------ DATA EXTRACT ------

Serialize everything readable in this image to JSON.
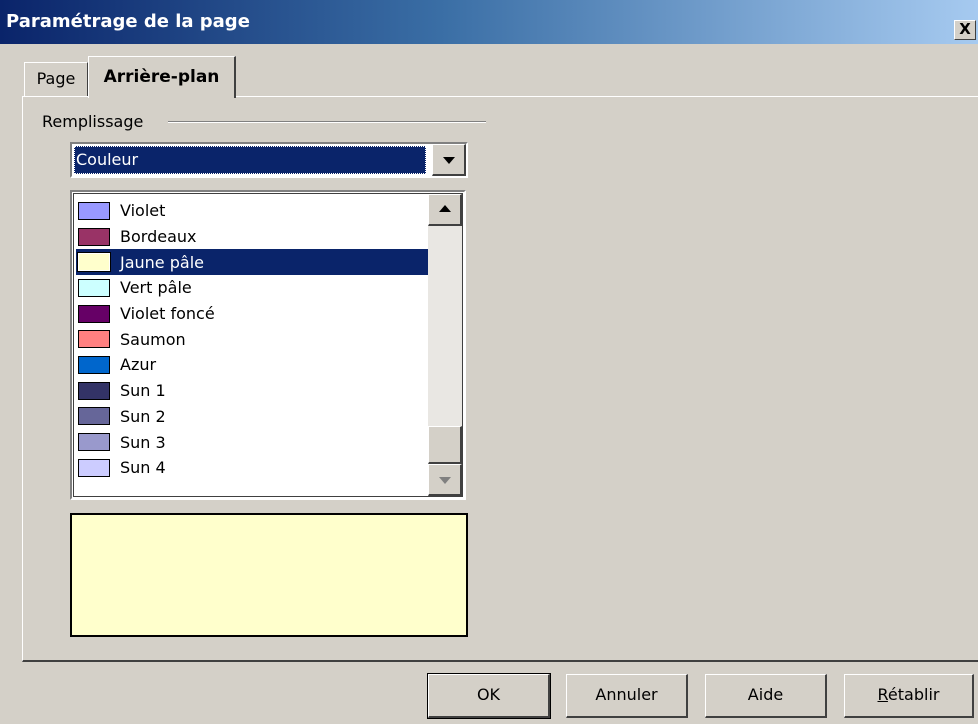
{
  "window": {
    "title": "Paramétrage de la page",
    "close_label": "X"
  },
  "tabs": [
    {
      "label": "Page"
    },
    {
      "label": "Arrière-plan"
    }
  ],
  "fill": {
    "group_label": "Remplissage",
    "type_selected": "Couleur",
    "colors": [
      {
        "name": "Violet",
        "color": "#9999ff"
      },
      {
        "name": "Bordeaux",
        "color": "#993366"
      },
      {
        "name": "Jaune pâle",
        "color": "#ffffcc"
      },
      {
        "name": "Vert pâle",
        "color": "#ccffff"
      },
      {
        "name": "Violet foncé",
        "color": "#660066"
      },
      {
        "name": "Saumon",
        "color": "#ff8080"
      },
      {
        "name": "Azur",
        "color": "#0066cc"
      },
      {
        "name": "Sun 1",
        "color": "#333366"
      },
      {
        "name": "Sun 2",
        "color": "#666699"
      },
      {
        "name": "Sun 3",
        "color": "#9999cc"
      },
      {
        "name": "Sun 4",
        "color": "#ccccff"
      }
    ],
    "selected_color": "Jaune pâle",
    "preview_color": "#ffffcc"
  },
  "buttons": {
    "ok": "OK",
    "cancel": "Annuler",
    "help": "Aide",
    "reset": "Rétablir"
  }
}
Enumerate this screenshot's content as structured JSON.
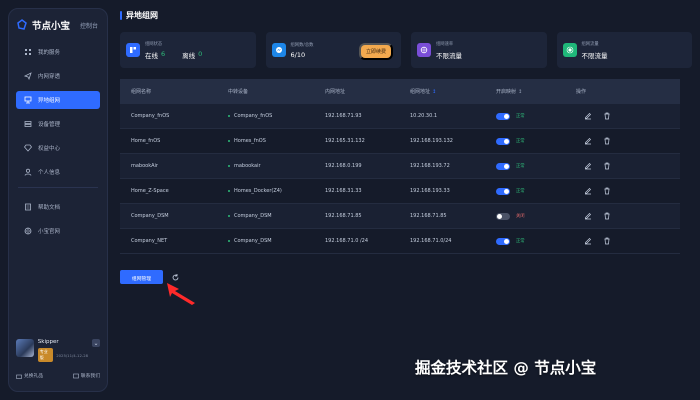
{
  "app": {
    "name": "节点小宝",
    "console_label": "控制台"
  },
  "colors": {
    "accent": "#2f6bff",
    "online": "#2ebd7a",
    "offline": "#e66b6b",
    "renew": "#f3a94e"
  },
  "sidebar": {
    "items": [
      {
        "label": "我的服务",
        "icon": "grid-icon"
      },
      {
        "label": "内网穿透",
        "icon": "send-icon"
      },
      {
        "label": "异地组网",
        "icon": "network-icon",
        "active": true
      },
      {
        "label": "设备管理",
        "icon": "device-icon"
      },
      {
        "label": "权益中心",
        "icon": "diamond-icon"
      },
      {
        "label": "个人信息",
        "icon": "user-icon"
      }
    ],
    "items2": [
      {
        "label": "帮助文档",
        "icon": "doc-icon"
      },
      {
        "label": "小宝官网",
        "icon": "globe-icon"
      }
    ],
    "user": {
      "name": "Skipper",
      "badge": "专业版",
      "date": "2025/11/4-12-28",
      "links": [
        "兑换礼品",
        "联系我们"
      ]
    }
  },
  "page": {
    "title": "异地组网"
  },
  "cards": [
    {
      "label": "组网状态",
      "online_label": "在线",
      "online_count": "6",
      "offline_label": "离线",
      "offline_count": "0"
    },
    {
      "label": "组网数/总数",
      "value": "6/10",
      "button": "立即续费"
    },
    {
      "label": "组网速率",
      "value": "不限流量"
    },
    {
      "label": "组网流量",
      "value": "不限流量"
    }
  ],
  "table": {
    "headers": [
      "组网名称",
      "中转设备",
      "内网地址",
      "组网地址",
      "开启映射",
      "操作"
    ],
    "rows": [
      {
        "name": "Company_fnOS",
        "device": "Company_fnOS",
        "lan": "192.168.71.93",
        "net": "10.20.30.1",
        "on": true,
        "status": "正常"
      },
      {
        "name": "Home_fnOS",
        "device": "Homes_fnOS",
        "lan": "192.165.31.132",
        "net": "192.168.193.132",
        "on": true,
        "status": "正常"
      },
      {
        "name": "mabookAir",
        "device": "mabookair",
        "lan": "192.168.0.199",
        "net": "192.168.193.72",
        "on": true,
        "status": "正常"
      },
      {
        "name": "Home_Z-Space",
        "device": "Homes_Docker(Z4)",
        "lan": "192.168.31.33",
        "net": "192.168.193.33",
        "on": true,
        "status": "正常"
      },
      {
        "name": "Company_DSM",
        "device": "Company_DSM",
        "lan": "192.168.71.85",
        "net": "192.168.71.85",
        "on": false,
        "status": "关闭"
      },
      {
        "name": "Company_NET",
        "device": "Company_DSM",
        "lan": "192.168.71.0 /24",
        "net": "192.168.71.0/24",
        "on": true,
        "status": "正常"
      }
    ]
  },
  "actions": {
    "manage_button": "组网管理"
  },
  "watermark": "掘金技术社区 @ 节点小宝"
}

------

## STATED EXERCISE
Show the lines of the records that contain the word "device".

## REPLY
        "icon": "device-icon"
        "device": "Company_fnOS",
        "device": "Homes_fnOS",
        "device": "mabookair",
        "device": "Homes_Docker(Z4)",
        "device": "Company_DSM",
        "device": "Company_DSM",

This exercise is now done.